### Instructions for the task
Extract every line of the material that holds the string "name".

***** Exercise material

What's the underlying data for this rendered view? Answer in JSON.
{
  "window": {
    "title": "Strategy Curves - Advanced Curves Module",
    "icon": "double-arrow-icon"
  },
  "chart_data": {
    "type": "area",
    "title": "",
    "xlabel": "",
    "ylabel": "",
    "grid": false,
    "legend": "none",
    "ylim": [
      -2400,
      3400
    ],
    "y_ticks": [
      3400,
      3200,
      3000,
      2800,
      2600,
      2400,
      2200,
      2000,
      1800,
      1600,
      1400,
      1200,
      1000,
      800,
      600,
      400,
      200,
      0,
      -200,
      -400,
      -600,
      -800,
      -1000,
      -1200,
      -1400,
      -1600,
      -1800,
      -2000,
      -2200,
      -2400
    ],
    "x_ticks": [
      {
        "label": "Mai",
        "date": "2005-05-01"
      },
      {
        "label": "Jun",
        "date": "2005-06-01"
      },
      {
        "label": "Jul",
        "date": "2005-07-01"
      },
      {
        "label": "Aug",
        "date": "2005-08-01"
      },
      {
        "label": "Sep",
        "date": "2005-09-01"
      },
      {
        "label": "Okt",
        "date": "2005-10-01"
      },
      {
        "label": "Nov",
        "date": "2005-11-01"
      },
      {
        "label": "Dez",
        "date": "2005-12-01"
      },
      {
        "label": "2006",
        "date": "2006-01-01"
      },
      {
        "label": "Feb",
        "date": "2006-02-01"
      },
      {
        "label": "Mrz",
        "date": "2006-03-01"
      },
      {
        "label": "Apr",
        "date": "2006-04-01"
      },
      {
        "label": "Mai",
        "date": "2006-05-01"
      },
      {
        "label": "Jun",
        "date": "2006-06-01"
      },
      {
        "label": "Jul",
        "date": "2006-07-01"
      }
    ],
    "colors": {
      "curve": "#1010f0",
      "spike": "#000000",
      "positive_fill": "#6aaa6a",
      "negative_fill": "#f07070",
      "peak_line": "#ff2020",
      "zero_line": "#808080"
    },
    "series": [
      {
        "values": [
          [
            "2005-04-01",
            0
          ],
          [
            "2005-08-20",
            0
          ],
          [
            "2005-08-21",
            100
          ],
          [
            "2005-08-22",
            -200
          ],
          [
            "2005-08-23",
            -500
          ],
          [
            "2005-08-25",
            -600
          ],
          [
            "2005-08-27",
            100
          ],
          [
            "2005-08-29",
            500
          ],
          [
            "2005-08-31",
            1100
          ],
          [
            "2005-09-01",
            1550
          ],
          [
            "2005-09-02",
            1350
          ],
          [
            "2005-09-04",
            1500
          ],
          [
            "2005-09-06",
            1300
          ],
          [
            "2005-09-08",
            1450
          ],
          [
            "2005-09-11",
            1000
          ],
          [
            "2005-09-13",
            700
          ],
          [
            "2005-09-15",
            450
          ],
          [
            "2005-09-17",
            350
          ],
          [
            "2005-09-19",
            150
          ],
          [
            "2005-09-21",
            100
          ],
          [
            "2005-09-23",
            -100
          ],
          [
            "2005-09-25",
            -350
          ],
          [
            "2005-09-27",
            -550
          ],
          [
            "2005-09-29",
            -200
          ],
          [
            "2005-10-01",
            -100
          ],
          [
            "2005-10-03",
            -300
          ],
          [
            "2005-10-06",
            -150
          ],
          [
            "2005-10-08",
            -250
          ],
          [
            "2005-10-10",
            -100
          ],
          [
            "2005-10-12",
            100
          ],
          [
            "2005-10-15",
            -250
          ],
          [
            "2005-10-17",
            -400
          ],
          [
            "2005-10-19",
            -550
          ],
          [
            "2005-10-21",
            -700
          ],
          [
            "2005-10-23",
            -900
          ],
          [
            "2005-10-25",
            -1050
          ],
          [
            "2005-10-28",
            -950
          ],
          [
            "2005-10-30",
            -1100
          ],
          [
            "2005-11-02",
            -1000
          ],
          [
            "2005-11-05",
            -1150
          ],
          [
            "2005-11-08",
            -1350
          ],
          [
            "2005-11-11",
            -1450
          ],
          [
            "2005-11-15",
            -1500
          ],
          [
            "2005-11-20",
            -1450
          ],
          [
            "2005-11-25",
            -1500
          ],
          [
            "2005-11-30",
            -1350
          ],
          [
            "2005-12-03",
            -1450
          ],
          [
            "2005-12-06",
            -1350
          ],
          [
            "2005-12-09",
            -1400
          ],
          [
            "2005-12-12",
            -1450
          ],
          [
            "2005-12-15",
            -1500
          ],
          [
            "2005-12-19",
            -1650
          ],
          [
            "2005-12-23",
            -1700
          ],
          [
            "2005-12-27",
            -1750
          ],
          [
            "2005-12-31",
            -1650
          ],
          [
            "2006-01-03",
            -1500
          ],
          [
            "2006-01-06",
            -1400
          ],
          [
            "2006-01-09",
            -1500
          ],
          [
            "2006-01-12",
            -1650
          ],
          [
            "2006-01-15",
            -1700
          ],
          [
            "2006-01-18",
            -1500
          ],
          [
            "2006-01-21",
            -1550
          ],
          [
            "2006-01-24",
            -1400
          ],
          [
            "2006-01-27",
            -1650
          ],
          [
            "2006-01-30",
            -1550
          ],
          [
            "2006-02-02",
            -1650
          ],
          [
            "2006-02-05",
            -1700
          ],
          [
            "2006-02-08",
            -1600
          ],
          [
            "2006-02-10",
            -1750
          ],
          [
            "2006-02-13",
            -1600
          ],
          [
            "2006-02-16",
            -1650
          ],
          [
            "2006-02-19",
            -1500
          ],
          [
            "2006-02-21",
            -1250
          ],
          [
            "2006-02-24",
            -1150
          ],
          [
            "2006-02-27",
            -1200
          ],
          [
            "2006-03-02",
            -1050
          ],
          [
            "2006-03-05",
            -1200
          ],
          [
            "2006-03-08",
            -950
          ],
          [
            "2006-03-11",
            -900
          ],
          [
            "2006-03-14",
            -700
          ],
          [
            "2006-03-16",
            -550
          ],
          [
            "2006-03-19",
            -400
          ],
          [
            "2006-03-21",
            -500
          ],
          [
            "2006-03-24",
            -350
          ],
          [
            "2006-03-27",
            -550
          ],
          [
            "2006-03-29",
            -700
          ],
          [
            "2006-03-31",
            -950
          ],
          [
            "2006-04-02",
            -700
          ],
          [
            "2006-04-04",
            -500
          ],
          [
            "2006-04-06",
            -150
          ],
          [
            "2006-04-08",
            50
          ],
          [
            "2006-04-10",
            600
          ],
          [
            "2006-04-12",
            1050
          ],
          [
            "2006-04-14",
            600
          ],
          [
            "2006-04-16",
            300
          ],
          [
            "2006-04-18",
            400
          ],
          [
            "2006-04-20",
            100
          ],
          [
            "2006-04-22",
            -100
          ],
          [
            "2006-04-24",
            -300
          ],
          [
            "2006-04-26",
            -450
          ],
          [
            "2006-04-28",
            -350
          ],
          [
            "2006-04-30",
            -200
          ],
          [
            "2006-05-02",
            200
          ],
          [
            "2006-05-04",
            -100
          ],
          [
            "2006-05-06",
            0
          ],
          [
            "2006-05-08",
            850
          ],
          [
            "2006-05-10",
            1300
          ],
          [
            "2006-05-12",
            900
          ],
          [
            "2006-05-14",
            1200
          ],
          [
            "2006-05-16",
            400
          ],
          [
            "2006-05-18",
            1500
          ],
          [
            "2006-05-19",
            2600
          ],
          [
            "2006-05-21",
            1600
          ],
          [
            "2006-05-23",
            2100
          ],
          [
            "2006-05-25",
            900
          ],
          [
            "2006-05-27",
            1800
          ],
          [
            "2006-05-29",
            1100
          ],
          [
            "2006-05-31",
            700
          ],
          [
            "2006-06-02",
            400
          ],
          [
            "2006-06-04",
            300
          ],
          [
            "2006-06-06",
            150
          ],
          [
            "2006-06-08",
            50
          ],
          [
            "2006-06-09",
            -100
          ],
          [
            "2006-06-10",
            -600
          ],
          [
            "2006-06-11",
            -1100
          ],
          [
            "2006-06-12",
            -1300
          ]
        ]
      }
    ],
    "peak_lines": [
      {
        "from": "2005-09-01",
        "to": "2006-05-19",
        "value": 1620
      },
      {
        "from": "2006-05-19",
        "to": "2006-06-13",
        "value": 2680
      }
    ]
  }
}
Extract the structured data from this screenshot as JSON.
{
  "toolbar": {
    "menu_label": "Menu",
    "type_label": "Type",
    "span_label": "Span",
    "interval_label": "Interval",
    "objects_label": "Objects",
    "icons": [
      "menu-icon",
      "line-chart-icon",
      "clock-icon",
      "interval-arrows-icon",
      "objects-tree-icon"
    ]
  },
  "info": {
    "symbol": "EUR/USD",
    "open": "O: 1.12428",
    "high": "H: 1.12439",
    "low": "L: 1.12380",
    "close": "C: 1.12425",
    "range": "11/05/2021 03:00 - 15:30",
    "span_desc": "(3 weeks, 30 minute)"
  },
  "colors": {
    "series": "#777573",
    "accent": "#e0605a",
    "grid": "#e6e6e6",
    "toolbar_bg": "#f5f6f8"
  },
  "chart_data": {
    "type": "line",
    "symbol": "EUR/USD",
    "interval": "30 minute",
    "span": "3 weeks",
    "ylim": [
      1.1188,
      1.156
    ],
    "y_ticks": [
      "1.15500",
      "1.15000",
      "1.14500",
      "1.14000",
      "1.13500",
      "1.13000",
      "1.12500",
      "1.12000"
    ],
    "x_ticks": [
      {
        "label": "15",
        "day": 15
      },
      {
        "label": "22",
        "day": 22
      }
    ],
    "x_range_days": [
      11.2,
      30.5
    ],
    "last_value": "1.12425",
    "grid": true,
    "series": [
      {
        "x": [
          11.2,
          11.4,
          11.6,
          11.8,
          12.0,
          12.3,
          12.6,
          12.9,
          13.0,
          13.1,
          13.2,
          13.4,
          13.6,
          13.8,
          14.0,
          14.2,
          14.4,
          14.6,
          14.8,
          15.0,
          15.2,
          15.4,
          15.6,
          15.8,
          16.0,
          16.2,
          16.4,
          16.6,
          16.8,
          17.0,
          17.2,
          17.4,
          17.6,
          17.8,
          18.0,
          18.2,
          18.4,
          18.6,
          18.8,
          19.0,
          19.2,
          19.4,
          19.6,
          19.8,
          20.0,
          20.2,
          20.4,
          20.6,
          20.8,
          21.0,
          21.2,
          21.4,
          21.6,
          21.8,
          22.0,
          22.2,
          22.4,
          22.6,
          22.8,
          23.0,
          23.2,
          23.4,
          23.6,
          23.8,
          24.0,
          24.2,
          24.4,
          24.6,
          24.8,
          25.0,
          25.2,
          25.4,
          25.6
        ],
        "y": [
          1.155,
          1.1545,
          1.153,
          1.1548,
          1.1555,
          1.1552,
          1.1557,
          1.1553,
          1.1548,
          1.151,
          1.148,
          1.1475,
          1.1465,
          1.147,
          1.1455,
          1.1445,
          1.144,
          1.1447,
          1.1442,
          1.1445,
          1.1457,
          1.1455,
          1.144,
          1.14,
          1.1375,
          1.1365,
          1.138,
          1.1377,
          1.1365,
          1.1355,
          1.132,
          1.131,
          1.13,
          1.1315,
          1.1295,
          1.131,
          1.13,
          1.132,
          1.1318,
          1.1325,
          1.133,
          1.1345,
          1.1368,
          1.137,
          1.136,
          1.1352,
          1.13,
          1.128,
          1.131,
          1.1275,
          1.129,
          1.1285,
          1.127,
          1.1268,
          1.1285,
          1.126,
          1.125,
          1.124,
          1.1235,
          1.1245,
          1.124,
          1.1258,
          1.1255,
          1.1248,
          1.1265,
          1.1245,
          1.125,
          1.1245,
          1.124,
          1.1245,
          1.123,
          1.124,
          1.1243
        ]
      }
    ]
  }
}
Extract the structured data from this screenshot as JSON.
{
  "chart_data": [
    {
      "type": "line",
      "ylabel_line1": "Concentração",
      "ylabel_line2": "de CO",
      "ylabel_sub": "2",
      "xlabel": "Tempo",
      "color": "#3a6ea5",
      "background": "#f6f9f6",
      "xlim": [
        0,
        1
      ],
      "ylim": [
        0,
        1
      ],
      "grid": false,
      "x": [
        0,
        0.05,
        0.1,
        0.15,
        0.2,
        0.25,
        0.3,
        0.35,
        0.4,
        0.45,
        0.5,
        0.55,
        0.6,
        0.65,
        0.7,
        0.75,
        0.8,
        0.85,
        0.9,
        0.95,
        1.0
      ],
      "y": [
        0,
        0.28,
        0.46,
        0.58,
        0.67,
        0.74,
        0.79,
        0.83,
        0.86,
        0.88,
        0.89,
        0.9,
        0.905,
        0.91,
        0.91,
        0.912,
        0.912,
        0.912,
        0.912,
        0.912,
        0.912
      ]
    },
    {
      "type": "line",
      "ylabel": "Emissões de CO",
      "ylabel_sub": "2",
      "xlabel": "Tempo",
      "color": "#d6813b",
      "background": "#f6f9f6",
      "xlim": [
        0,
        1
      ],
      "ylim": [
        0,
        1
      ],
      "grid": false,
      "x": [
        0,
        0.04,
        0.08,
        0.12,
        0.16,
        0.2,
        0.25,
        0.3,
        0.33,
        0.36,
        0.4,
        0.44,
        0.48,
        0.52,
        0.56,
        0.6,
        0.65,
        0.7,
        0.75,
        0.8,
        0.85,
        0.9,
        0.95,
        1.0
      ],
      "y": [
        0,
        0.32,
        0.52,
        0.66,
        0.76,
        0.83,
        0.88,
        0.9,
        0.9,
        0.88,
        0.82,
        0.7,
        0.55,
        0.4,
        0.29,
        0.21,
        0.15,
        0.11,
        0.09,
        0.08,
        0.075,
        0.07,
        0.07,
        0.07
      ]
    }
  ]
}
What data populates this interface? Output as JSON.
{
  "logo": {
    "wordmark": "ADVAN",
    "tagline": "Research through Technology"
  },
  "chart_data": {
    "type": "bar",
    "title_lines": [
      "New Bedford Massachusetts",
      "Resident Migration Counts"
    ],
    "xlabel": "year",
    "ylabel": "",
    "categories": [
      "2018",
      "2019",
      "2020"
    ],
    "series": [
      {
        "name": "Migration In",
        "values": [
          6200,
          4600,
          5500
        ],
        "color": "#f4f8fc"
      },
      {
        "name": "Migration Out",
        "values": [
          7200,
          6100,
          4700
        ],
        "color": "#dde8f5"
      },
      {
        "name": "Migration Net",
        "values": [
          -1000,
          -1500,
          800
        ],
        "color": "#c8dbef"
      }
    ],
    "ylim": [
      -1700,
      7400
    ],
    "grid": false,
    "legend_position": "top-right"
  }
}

**********

### Exercise result
        "name": "Migration In",
        "name": "Migration Out",
        "name": "Migration Net",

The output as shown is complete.